▶ RECORDS SUPPLIED

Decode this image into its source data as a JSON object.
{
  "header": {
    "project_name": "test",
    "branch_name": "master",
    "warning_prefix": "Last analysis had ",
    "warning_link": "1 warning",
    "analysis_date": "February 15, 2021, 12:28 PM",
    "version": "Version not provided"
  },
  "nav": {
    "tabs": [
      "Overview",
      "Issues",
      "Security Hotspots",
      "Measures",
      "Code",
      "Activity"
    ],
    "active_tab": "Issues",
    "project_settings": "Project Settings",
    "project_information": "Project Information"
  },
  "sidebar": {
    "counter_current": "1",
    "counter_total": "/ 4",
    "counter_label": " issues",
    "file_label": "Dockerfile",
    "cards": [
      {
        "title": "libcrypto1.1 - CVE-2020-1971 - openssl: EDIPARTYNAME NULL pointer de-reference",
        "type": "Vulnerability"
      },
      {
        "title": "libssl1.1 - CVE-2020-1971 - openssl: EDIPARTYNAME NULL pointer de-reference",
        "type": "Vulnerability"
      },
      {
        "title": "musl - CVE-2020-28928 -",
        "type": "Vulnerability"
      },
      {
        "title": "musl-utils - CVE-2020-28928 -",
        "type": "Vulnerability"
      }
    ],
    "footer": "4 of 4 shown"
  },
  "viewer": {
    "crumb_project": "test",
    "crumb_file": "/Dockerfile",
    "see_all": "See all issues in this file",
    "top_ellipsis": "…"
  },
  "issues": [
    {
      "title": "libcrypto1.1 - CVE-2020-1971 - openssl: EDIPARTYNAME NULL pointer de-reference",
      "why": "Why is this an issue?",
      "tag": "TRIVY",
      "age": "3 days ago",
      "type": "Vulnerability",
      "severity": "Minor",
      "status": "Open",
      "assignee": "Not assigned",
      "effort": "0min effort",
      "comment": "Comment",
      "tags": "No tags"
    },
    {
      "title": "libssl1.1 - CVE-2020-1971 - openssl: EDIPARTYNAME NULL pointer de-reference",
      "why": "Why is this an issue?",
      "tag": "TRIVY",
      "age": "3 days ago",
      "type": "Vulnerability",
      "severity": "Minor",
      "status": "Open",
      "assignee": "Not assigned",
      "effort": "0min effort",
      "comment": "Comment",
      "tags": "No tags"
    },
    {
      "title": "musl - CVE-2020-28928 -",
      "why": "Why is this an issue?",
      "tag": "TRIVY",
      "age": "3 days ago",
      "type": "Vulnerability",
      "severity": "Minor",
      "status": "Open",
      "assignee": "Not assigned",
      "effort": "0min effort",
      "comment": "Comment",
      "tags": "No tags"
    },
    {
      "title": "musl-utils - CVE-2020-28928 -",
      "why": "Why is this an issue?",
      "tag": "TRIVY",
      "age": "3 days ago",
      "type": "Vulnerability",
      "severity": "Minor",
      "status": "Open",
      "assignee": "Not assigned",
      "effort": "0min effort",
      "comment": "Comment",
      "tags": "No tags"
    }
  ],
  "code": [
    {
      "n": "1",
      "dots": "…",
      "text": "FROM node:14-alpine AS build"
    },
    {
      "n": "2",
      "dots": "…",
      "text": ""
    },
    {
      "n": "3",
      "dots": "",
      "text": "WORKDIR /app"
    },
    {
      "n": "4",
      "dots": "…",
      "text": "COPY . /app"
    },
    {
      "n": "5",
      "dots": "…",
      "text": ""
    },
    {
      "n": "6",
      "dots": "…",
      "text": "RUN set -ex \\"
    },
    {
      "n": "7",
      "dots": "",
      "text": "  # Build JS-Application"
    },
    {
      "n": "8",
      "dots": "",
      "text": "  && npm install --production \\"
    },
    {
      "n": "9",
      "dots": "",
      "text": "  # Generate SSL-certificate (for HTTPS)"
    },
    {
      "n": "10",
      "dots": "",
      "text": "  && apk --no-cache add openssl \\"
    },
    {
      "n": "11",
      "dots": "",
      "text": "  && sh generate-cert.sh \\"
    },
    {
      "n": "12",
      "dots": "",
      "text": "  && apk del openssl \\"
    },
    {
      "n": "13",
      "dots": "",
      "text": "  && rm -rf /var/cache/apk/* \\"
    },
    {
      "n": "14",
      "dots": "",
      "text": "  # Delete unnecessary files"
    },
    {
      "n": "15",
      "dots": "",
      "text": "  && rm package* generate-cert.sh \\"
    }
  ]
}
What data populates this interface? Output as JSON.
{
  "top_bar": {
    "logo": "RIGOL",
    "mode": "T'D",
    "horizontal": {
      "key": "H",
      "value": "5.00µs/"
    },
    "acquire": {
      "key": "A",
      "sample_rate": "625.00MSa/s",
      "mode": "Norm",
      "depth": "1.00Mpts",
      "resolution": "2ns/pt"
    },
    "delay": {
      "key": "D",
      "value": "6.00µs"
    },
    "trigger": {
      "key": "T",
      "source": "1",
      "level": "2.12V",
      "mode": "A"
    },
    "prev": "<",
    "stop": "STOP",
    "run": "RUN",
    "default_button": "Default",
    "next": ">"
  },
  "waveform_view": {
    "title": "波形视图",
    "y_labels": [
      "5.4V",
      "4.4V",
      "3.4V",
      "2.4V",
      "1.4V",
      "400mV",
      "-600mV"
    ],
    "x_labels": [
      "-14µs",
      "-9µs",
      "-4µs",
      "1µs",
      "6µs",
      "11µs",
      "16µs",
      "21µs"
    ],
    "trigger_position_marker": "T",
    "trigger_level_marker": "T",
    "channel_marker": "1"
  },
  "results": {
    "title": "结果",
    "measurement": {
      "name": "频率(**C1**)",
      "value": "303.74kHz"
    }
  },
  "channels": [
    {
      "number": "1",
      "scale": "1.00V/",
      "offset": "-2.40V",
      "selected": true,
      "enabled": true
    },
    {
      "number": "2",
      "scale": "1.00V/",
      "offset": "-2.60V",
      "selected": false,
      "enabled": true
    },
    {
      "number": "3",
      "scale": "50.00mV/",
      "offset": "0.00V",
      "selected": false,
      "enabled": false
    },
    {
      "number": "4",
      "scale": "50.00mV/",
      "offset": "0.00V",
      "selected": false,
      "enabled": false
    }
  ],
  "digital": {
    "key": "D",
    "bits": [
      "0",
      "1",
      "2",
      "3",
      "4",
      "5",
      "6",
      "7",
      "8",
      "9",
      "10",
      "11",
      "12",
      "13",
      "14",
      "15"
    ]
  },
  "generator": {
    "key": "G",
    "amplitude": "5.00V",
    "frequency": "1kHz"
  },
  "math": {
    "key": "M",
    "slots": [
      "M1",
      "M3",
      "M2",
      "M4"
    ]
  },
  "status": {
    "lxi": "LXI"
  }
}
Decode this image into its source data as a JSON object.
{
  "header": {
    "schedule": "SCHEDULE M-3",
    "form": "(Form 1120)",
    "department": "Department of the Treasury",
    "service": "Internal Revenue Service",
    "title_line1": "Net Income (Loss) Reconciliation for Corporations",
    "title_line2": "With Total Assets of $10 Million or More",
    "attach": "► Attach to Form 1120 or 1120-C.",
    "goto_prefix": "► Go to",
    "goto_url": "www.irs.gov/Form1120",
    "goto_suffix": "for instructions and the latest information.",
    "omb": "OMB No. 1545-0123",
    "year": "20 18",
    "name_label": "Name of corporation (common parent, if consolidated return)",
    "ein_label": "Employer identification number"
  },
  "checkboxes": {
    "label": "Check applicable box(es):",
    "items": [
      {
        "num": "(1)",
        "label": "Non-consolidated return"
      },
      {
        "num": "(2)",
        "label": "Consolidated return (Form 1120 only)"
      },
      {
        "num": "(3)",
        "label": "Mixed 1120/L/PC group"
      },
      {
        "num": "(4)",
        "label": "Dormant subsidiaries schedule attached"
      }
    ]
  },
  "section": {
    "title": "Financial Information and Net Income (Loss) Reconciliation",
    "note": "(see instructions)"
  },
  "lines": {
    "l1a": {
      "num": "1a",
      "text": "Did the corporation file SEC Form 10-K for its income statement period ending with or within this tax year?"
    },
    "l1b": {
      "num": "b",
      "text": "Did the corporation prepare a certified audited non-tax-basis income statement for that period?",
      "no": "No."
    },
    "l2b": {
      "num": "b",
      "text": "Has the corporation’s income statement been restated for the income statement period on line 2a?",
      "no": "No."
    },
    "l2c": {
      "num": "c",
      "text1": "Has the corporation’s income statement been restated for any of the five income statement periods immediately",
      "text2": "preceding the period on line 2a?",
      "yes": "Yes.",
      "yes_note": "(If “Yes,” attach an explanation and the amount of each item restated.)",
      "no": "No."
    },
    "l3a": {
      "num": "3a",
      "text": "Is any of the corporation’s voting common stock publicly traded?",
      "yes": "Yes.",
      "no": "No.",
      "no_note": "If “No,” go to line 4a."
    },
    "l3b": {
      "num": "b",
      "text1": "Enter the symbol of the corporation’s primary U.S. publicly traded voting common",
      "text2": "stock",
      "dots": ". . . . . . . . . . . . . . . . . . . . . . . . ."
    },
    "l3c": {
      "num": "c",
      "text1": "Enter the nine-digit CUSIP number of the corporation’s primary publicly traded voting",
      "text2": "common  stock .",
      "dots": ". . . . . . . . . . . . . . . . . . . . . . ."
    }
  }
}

▶ GOAL
Gather up every line from the listing above in which the word "cache" occurs.

▶ OUTPUT OF THE TASK
      "text": "  && apk --no-cache add openssl \\"
      "text": "  && rm -rf /var/cache/apk/* \\"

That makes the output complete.